## Begin
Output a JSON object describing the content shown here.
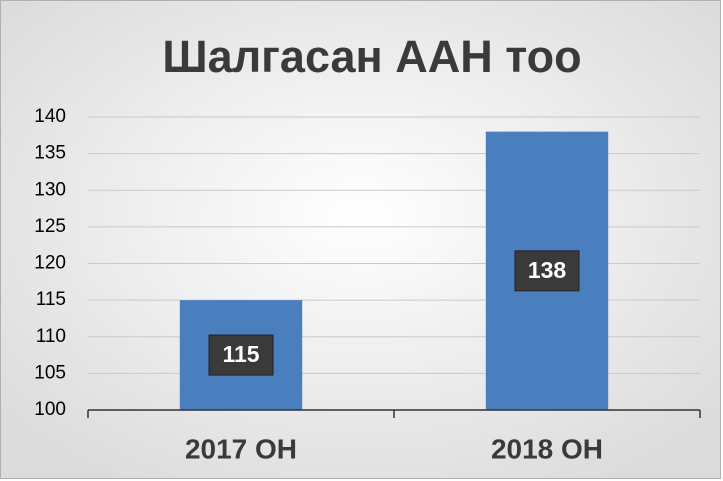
{
  "chart_data": {
    "type": "bar",
    "title": "Шалгасан ААН тоо",
    "categories": [
      "2017 ОН",
      "2018 ОН"
    ],
    "values": [
      115,
      138
    ],
    "color": "#4a7ebf",
    "ylim": [
      100,
      140
    ],
    "yticks": [
      100,
      105,
      110,
      115,
      120,
      125,
      130,
      135,
      140
    ],
    "grid": true
  }
}
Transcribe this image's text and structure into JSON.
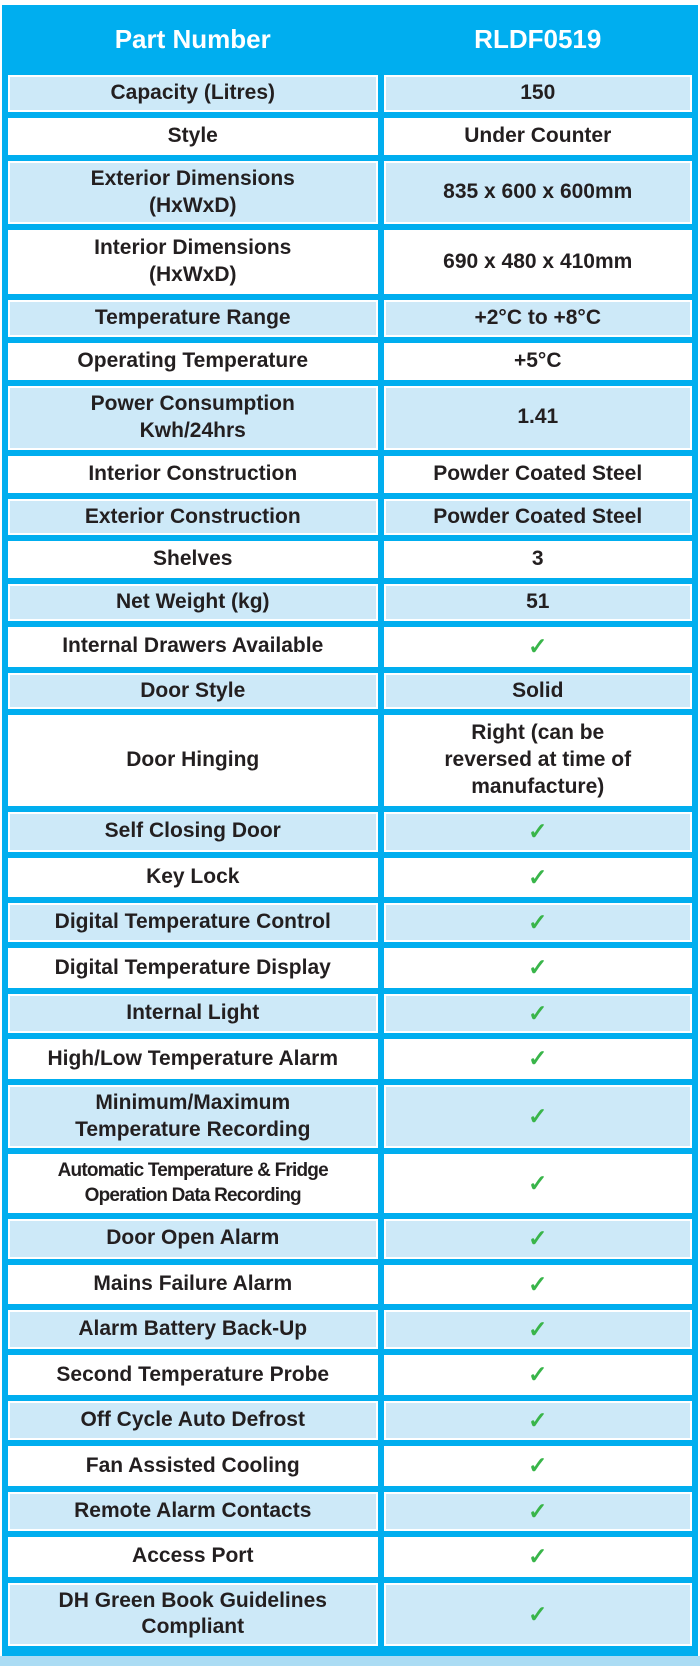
## End
■ What is being asked ■
Go through the entries above and output them exactly, without pictures.

■ Response to the task ■
Output a JSON object describing the content shown here.
{
  "chart_data": {
    "type": "bar",
    "title": "Шалгасан ААН тоо",
    "categories": [
      "2017 ОН",
      "2018 ОН"
    ],
    "values": [
      115,
      138
    ],
    "color": "#4a7ebf",
    "ylim": [
      100,
      140
    ],
    "yticks": [
      100,
      105,
      110,
      115,
      120,
      125,
      130,
      135,
      140
    ],
    "grid": true
  }
}
Transcribe this image's text and structure into JSON.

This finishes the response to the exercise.